#### Materials provided

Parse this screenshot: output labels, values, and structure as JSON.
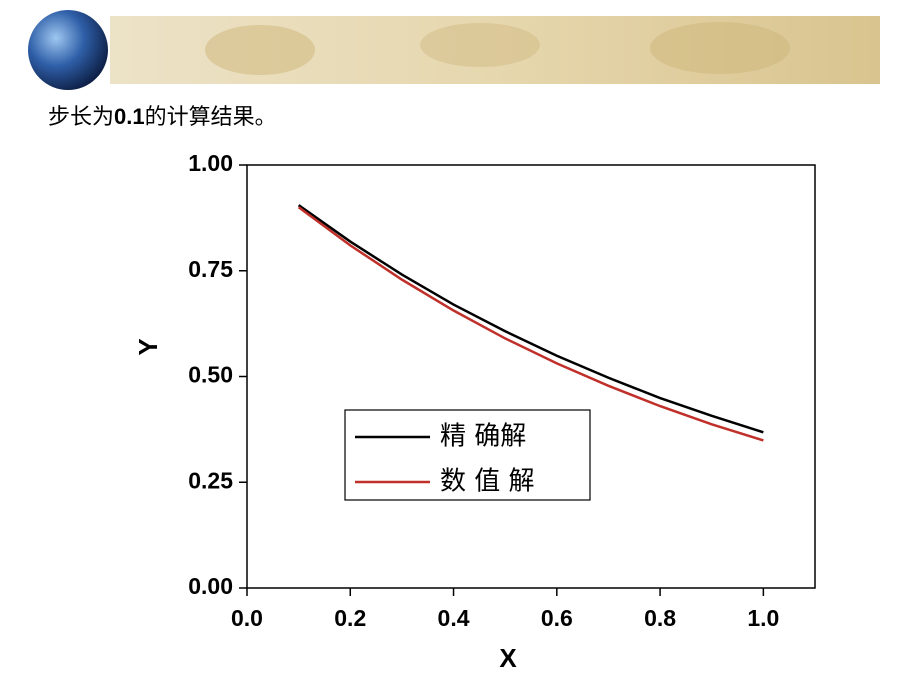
{
  "heading": {
    "parts": [
      "步长为",
      "0.1",
      "的计算结果。"
    ]
  },
  "chart_data": {
    "type": "line",
    "x_label": "X",
    "y_label": "Y",
    "x": [
      0.1,
      0.2,
      0.3,
      0.4,
      0.5,
      0.6,
      0.7,
      0.8,
      0.9,
      1.0
    ],
    "series": [
      {
        "name": "精 确解",
        "color": "#000000",
        "values": [
          0.905,
          0.819,
          0.741,
          0.67,
          0.607,
          0.549,
          0.497,
          0.449,
          0.407,
          0.368
        ]
      },
      {
        "name": "数 值 解",
        "color": "#c0302a",
        "values": [
          0.9,
          0.81,
          0.729,
          0.656,
          0.59,
          0.531,
          0.478,
          0.43,
          0.387,
          0.349
        ]
      }
    ],
    "xlim": [
      0,
      1.1
    ],
    "ylim": [
      0,
      1
    ],
    "xticks": [
      {
        "value": 0,
        "label": "0.0"
      },
      {
        "value": 0.2,
        "label": "0.2"
      },
      {
        "value": 0.4,
        "label": "0.4"
      },
      {
        "value": 0.6,
        "label": "0.6"
      },
      {
        "value": 0.8,
        "label": "0.8"
      },
      {
        "value": 1.0,
        "label": "1.0"
      }
    ],
    "yticks": [
      {
        "value": 0,
        "label": "0.00"
      },
      {
        "value": 0.25,
        "label": "0.25"
      },
      {
        "value": 0.5,
        "label": "0.50"
      },
      {
        "value": 0.75,
        "label": "0.75"
      },
      {
        "value": 1.0,
        "label": "1.00"
      }
    ],
    "grid": false
  }
}
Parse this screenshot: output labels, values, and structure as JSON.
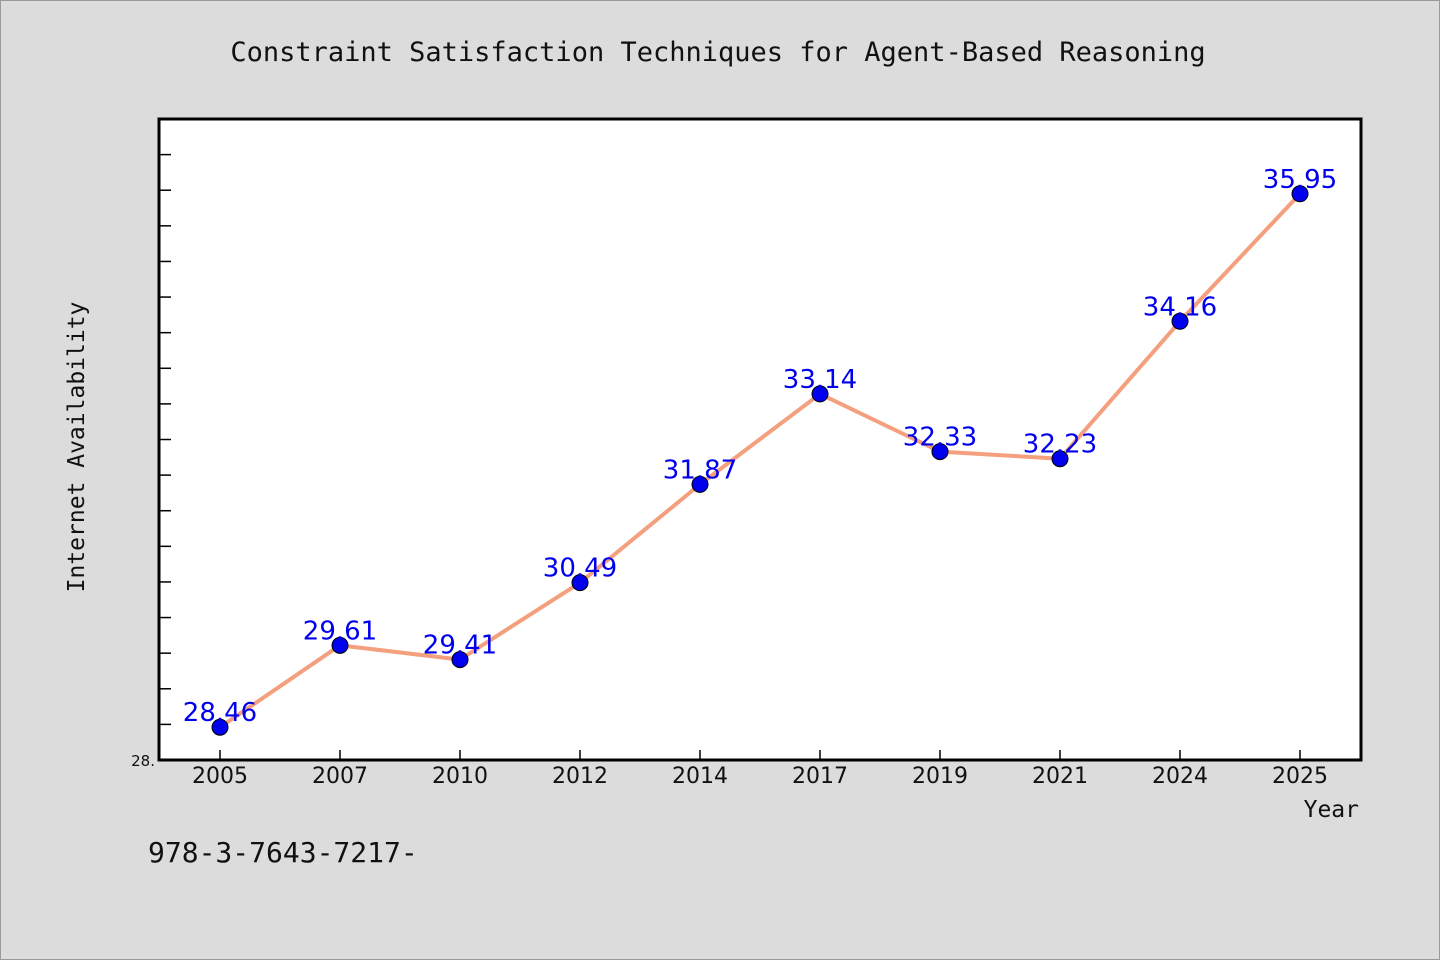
{
  "chart_data": {
    "type": "line",
    "title": "Constraint Satisfaction Techniques for Agent-Based Reasoning",
    "xlabel": "Year",
    "ylabel": "Internet Availability",
    "categories": [
      "2005",
      "2007",
      "2010",
      "2012",
      "2014",
      "2017",
      "2019",
      "2021",
      "2024",
      "2025"
    ],
    "values": [
      28.46,
      29.61,
      29.41,
      30.49,
      31.87,
      33.14,
      32.33,
      32.23,
      34.16,
      35.95
    ],
    "data_labels": [
      "28.46",
      "29.61",
      "29.41",
      "30.49",
      "31.87",
      "33.14",
      "32.33",
      "32.23",
      "34.16",
      "35.95"
    ],
    "ylim": [
      28.0,
      37.0
    ],
    "y_tick_labels": [
      "28."
    ],
    "grid": false,
    "legend": "none",
    "colors": {
      "line": "#f4a07e",
      "marker": "#0000ee",
      "data_label": "#0000ee",
      "plot_background": "#ffffff",
      "page_background": "#dcdcdc"
    }
  },
  "footer": {
    "text": "978-3-7643-7217-"
  }
}
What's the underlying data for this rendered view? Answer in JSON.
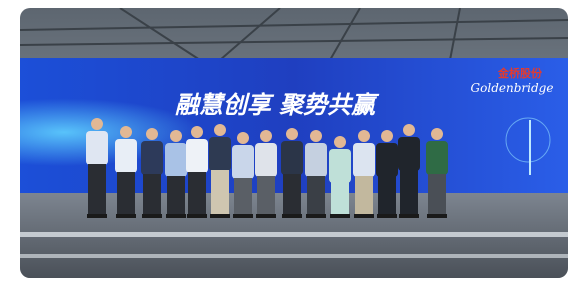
{
  "photo": {
    "banner_title": "融慧创享  聚势共赢",
    "logo_cn": "金桥股份",
    "logo_en": "Goldenbridge"
  }
}
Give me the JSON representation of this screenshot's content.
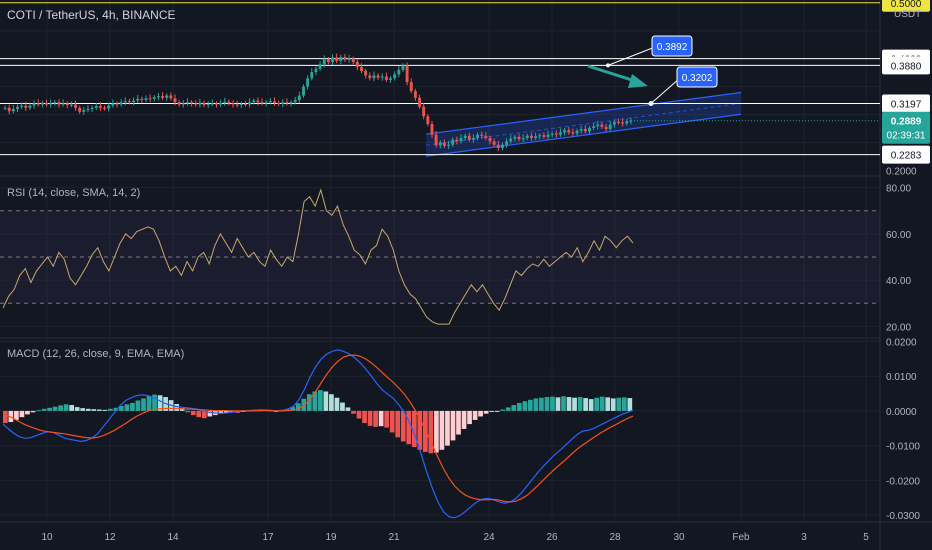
{
  "header": {
    "symbol": "COTI / TetherUS, 4h, BINANCE",
    "currency": "USDT"
  },
  "colors": {
    "background": "#131722",
    "up": "#26a69a",
    "down": "#ef5350",
    "grid": "#1e222d",
    "channel": "#2962ff",
    "rsi_line": "#c9a86a",
    "macd_line": "#2962ff",
    "signal_line": "#f4511e",
    "arrow": "#26a69a",
    "level_yellow": "#f0e443"
  },
  "chart_data": [
    {
      "type": "candlestick",
      "title": "COTI / TetherUS, 4h, BINANCE",
      "ylabel": "USDT",
      "ylim": [
        0.19,
        0.505
      ],
      "x_ticks": [
        "10",
        "12",
        "14",
        "17",
        "19",
        "21",
        "24",
        "26",
        "28",
        "30",
        "Feb",
        "3",
        "5"
      ],
      "y_ticks": [
        "0.2000",
        "0.5000"
      ],
      "price_levels": [
        {
          "label": "0.5000",
          "value": 0.5,
          "color": "#f0e443"
        },
        {
          "label": "0.4000",
          "value": 0.4,
          "color": "#ffffff"
        },
        {
          "label": "0.3880",
          "value": 0.388,
          "color": "#ffffff"
        },
        {
          "label": "0.3197",
          "value": 0.3197,
          "color": "#ffffff"
        },
        {
          "label": "0.2283",
          "value": 0.2283,
          "color": "#ffffff"
        }
      ],
      "current_price": {
        "value": 0.2889,
        "label": "0.2889",
        "countdown": "02:39:31"
      },
      "annotations": [
        {
          "label": "0.3892",
          "value": 0.3892
        },
        {
          "label": "0.3202",
          "value": 0.3202
        }
      ],
      "channel": {
        "upper": [
          [
            0.248,
            0.2648
          ],
          [
            0.33,
            0.3395
          ]
        ],
        "lower": [
          [
            0.208,
            0.2254
          ],
          [
            0.292,
            0.3005
          ]
        ]
      },
      "series": [
        {
          "name": "COTI/USDT",
          "close": [
            0.312,
            0.306,
            0.31,
            0.314,
            0.316,
            0.312,
            0.316,
            0.32,
            0.318,
            0.321,
            0.318,
            0.32,
            0.322,
            0.318,
            0.32,
            0.317,
            0.318,
            0.312,
            0.305,
            0.308,
            0.31,
            0.312,
            0.315,
            0.312,
            0.311,
            0.316,
            0.32,
            0.318,
            0.322,
            0.324,
            0.322,
            0.325,
            0.328,
            0.326,
            0.329,
            0.328,
            0.331,
            0.333,
            0.33,
            0.334,
            0.329,
            0.322,
            0.318,
            0.32,
            0.322,
            0.32,
            0.318,
            0.321,
            0.317,
            0.319,
            0.32,
            0.318,
            0.321,
            0.323,
            0.32,
            0.318,
            0.317,
            0.319,
            0.318,
            0.322,
            0.325,
            0.322,
            0.32,
            0.322,
            0.324,
            0.321,
            0.319,
            0.322,
            0.32,
            0.322,
            0.326,
            0.334,
            0.35,
            0.365,
            0.376,
            0.382,
            0.39,
            0.399,
            0.394,
            0.402,
            0.396,
            0.403,
            0.398,
            0.4,
            0.394,
            0.385,
            0.378,
            0.37,
            0.365,
            0.37,
            0.366,
            0.368,
            0.362,
            0.365,
            0.372,
            0.38,
            0.388,
            0.358,
            0.342,
            0.33,
            0.314,
            0.297,
            0.283,
            0.264,
            0.245,
            0.25,
            0.244,
            0.246,
            0.255,
            0.252,
            0.258,
            0.262,
            0.255,
            0.258,
            0.264,
            0.262,
            0.258,
            0.252,
            0.246,
            0.24,
            0.246,
            0.252,
            0.257,
            0.26,
            0.256,
            0.258,
            0.262,
            0.258,
            0.261,
            0.263,
            0.26,
            0.264,
            0.266,
            0.264,
            0.268,
            0.272,
            0.268,
            0.266,
            0.271,
            0.274,
            0.27,
            0.276,
            0.279,
            0.282,
            0.278,
            0.274,
            0.282,
            0.287,
            0.286,
            0.284,
            0.288,
            0.2889
          ],
          "trend": "side-ways around 0.31–0.33, rally to ~0.40, drop to ~0.24, then ascending channel to 0.2889"
        }
      ]
    },
    {
      "type": "line",
      "title": "RSI (14, close, SMA, 14, 2)",
      "ylim": [
        15,
        85
      ],
      "y_ticks": [
        "80.00",
        "60.00",
        "40.00",
        "20.00"
      ],
      "bands": [
        70,
        50,
        30
      ],
      "series": [
        {
          "name": "RSI",
          "values": [
            28,
            33,
            36,
            42,
            45,
            39,
            44,
            47,
            50,
            46,
            52,
            49,
            41,
            38,
            42,
            46,
            51,
            54,
            48,
            44,
            50,
            56,
            60,
            58,
            61,
            62,
            63,
            62,
            57,
            50,
            44,
            46,
            42,
            48,
            44,
            50,
            52,
            47,
            55,
            60,
            56,
            52,
            58,
            54,
            50,
            52,
            48,
            46,
            53,
            49,
            46,
            50,
            48,
            60,
            74,
            76,
            72,
            79,
            70,
            68,
            72,
            64,
            59,
            53,
            51,
            47,
            53,
            55,
            62,
            59,
            53,
            44,
            38,
            34,
            32,
            28,
            24,
            22,
            21,
            21,
            21,
            26,
            30,
            34,
            38,
            35,
            38,
            34,
            30,
            27,
            32,
            38,
            44,
            42,
            45,
            47,
            46,
            49,
            46,
            48,
            50,
            52,
            50,
            54,
            48,
            52,
            57,
            53,
            59,
            57,
            54,
            57,
            59,
            56
          ]
        }
      ]
    },
    {
      "type": "bar",
      "title": "MACD (12, 26, close, 9, EMA, EMA)",
      "ylim": [
        -0.032,
        0.021
      ],
      "y_ticks": [
        "0.0200",
        "0.0100",
        "0.0000",
        "-0.0100",
        "-0.0200",
        "-0.0300"
      ],
      "series": [
        {
          "name": "Histogram",
          "values": [
            -0.0035,
            -0.0032,
            -0.0026,
            -0.0018,
            -0.001,
            -0.0004,
            0.0002,
            0.0006,
            0.0009,
            0.0012,
            0.0016,
            0.0019,
            0.0017,
            0.0011,
            0.0008,
            0.0006,
            0.0005,
            0.0004,
            0.0003,
            0.0006,
            0.0009,
            0.0014,
            0.0019,
            0.0023,
            0.003,
            0.0036,
            0.0043,
            0.0047,
            0.0045,
            0.004,
            0.0031,
            0.002,
            0.0008,
            -0.0004,
            -0.0012,
            -0.0018,
            -0.0021,
            -0.0016,
            -0.0012,
            -0.0008,
            -0.0005,
            -0.0004,
            -0.0006,
            -0.0002,
            0.0001,
            0.0003,
            0.0002,
            0.0004,
            0.0002,
            0.0,
            0.0003,
            0.0006,
            0.0012,
            0.0022,
            0.0035,
            0.0048,
            0.0056,
            0.006,
            0.0056,
            0.0048,
            0.0038,
            0.0024,
            0.001,
            -0.0008,
            -0.0022,
            -0.0035,
            -0.0043,
            -0.0046,
            -0.0044,
            -0.0048,
            -0.0062,
            -0.0076,
            -0.0088,
            -0.0096,
            -0.0104,
            -0.0112,
            -0.0118,
            -0.0122,
            -0.012,
            -0.0112,
            -0.01,
            -0.0085,
            -0.0068,
            -0.0052,
            -0.0038,
            -0.0026,
            -0.0016,
            -0.0008,
            -0.0002,
            -0.0001,
            0.0004,
            0.001,
            0.0017,
            0.0023,
            0.0028,
            0.0032,
            0.0036,
            0.0038,
            0.004,
            0.0041,
            0.0039,
            0.0042,
            0.004,
            0.0038,
            0.004,
            0.0037,
            0.0034,
            0.0038,
            0.0041,
            0.0039,
            0.0036,
            0.0038,
            0.0039,
            0.0037
          ]
        },
        {
          "name": "MACD",
          "values": [
            -0.0038,
            -0.0052,
            -0.0065,
            -0.0075,
            -0.0079,
            -0.0077,
            -0.0071,
            -0.0065,
            -0.006,
            -0.0062,
            -0.007,
            -0.0078,
            -0.0082,
            -0.0085,
            -0.0088,
            -0.0085,
            -0.0078,
            -0.0065,
            -0.0045,
            -0.0025,
            -0.0005,
            0.0015,
            0.003,
            0.0038,
            0.0044,
            0.0046,
            0.0044,
            0.0038,
            0.003,
            0.0022,
            0.0017,
            0.0013,
            0.0011,
            0.0009,
            0.0007,
            0.0004,
            0.0,
            -0.0004,
            -0.0006,
            -0.0007,
            -0.0006,
            -0.0004,
            -0.0002,
            0.0,
            0.0001,
            0.0002,
            0.0003,
            0.0003,
            0.0002,
            0.0,
            0.0001,
            0.0005,
            0.0012,
            0.003,
            0.006,
            0.0095,
            0.0125,
            0.0148,
            0.0163,
            0.0171,
            0.0176,
            0.0172,
            0.0165,
            0.0154,
            0.014,
            0.0122,
            0.0102,
            0.008,
            0.0061,
            0.0048,
            0.0036,
            0.0018,
            -0.0005,
            -0.0036,
            -0.0076,
            -0.0124,
            -0.0176,
            -0.0222,
            -0.0262,
            -0.029,
            -0.0305,
            -0.0308,
            -0.0301,
            -0.0289,
            -0.0275,
            -0.0262,
            -0.0254,
            -0.0252,
            -0.0256,
            -0.0262,
            -0.0266,
            -0.0262,
            -0.0252,
            -0.0236,
            -0.0216,
            -0.0196,
            -0.0176,
            -0.0158,
            -0.0141,
            -0.0126,
            -0.0112,
            -0.0097,
            -0.0082,
            -0.0068,
            -0.0058,
            -0.0056,
            -0.005,
            -0.0042,
            -0.0034,
            -0.0026,
            -0.0018,
            -0.001,
            -0.0004,
            0.0002
          ]
        },
        {
          "name": "Signal",
          "values": [
            -0.0008,
            -0.0015,
            -0.0023,
            -0.0032,
            -0.004,
            -0.0046,
            -0.0052,
            -0.0057,
            -0.006,
            -0.0062,
            -0.0064,
            -0.0066,
            -0.0069,
            -0.0072,
            -0.0075,
            -0.0077,
            -0.0078,
            -0.0076,
            -0.0071,
            -0.0064,
            -0.0056,
            -0.0046,
            -0.0036,
            -0.0025,
            -0.0015,
            -0.0007,
            0.0,
            0.0004,
            0.0006,
            0.0007,
            0.0007,
            0.0007,
            0.0006,
            0.0005,
            0.0005,
            0.0004,
            0.0003,
            0.0002,
            0.0001,
            0.0001,
            0.0001,
            0.0,
            0.0,
            0.0,
            0.0,
            0.0,
            0.0001,
            0.0001,
            0.0001,
            0.0,
            0.0,
            0.0001,
            0.0002,
            0.0006,
            0.0016,
            0.0032,
            0.0054,
            0.0079,
            0.0104,
            0.0125,
            0.0142,
            0.0154,
            0.016,
            0.0161,
            0.0158,
            0.015,
            0.0139,
            0.0126,
            0.0111,
            0.0096,
            0.0082,
            0.0066,
            0.0048,
            0.0026,
            0.0,
            -0.003,
            -0.0063,
            -0.0098,
            -0.0133,
            -0.0166,
            -0.0194,
            -0.0216,
            -0.0232,
            -0.0243,
            -0.025,
            -0.0254,
            -0.0256,
            -0.0256,
            -0.0255,
            -0.0257,
            -0.0261,
            -0.0262,
            -0.026,
            -0.0253,
            -0.0243,
            -0.0229,
            -0.0214,
            -0.0198,
            -0.0182,
            -0.0167,
            -0.0153,
            -0.0139,
            -0.0124,
            -0.011,
            -0.0098,
            -0.0087,
            -0.0076,
            -0.0066,
            -0.0056,
            -0.0047,
            -0.0039,
            -0.003,
            -0.0022,
            -0.0015
          ]
        }
      ]
    }
  ]
}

########

Task brief
Copy out every line of the material above that mentions the word "BINANCE".

Response
    "symbol": "COTI / TetherUS, 4h, BINANCE",
      "title": "COTI / TetherUS, 4h, BINANCE",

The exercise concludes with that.